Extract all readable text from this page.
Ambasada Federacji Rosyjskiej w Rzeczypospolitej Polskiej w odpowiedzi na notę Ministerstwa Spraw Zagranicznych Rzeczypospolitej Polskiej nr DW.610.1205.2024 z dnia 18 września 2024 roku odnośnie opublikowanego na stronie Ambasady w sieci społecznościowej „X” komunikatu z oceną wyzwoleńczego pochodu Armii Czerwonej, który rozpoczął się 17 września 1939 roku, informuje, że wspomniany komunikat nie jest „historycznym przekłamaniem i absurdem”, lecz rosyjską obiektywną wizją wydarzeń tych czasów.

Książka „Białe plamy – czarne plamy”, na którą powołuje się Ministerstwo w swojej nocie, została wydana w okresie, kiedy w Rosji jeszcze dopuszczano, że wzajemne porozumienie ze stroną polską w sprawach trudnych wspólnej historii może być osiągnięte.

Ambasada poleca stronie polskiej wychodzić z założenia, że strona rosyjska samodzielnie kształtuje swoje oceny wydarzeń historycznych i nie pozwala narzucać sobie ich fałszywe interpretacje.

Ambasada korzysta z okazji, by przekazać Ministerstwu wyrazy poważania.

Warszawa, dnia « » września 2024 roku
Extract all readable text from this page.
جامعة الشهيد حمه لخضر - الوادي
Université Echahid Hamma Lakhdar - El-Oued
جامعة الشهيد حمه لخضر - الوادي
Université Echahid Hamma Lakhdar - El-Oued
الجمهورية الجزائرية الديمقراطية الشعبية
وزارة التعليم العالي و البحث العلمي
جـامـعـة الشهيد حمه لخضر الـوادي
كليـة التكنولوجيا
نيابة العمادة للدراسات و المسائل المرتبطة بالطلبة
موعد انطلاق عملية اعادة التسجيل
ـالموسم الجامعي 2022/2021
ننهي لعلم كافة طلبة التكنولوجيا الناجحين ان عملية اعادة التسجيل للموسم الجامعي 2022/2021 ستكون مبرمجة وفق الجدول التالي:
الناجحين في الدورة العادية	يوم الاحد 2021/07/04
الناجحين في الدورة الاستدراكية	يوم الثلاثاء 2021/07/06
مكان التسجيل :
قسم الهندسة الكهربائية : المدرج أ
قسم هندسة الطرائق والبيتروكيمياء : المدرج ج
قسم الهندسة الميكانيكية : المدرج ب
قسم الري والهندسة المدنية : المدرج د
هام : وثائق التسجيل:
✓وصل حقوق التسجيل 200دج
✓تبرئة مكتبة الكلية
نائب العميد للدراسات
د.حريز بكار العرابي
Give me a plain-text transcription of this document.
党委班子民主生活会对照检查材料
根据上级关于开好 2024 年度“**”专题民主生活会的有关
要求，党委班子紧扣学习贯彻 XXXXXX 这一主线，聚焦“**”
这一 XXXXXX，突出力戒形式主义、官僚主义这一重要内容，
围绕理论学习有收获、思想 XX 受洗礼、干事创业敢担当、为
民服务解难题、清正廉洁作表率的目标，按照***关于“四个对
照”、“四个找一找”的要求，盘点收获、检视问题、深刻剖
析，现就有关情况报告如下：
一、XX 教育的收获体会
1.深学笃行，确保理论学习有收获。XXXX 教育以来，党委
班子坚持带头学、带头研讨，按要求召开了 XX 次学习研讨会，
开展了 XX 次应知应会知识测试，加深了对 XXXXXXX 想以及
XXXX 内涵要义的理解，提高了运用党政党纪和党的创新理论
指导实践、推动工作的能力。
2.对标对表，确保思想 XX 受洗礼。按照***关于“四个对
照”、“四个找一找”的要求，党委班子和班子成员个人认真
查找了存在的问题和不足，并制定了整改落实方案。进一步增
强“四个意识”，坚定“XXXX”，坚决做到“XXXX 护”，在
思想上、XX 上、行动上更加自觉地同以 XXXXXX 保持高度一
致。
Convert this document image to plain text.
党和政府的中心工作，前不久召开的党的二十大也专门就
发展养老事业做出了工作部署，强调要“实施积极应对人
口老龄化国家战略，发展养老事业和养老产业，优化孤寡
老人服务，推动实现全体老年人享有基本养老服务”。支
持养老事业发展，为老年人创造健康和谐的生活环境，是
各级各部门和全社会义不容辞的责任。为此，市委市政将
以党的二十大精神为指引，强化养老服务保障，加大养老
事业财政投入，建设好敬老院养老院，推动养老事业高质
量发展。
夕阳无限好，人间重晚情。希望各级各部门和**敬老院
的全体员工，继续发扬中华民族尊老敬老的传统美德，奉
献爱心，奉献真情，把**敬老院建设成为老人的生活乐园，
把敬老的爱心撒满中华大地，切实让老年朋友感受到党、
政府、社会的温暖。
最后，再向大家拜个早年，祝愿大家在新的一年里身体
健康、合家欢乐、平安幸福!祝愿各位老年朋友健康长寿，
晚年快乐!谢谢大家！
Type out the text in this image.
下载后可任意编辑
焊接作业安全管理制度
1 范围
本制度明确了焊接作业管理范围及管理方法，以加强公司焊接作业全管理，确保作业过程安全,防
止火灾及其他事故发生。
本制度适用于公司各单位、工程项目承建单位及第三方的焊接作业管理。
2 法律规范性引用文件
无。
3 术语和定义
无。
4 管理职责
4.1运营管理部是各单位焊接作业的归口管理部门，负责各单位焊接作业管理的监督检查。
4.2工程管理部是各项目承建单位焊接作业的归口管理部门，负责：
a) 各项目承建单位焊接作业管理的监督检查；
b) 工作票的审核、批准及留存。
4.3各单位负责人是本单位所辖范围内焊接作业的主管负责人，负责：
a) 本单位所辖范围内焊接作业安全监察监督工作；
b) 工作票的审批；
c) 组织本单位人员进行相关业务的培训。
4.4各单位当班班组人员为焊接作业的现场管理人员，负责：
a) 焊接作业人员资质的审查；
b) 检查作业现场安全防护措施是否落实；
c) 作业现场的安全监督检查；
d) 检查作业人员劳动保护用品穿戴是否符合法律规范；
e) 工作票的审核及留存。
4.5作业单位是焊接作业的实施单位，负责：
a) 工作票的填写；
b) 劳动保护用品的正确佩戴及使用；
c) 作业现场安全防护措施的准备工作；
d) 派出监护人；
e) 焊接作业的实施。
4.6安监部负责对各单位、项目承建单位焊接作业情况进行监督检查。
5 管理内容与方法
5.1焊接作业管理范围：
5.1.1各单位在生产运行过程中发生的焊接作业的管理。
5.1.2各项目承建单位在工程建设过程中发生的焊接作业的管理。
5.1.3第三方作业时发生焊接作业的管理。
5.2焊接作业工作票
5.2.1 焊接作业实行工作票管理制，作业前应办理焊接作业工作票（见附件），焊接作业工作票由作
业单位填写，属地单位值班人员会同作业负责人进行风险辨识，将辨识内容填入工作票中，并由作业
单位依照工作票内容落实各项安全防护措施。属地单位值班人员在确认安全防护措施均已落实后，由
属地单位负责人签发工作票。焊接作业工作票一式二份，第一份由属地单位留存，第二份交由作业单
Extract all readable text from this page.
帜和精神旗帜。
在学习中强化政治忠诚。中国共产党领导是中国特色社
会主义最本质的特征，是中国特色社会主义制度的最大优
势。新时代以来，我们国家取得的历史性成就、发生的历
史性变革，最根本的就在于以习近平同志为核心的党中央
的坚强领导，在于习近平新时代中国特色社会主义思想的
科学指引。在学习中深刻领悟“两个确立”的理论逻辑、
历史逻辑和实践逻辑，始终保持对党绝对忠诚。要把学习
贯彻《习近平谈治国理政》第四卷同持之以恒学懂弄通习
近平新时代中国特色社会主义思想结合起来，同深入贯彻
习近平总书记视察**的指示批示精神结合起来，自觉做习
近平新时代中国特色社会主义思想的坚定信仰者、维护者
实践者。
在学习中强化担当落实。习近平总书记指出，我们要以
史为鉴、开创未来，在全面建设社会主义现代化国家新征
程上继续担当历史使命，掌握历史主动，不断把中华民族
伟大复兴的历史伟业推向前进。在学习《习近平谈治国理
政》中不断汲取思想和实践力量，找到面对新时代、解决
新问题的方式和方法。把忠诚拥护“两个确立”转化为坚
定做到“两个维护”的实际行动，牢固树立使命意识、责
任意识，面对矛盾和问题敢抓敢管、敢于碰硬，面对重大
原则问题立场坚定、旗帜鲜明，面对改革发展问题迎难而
::::
Directions for this task: Where a line holds "الناجحين", copy it out.

Answer to this problem:
ننهي لعلم كافة طلبة التكنولوجيا الناجحين ان عملية اعادة التسجيل للموسم الجامعي 2022/2021 ستكون مبرمجة وفق الجدول التالي:
الناجحين في الدورة العادية	يوم الاحد 2021/07/04
الناجحين في الدورة الاستدراكية	يوم الثلاثاء 2021/07/06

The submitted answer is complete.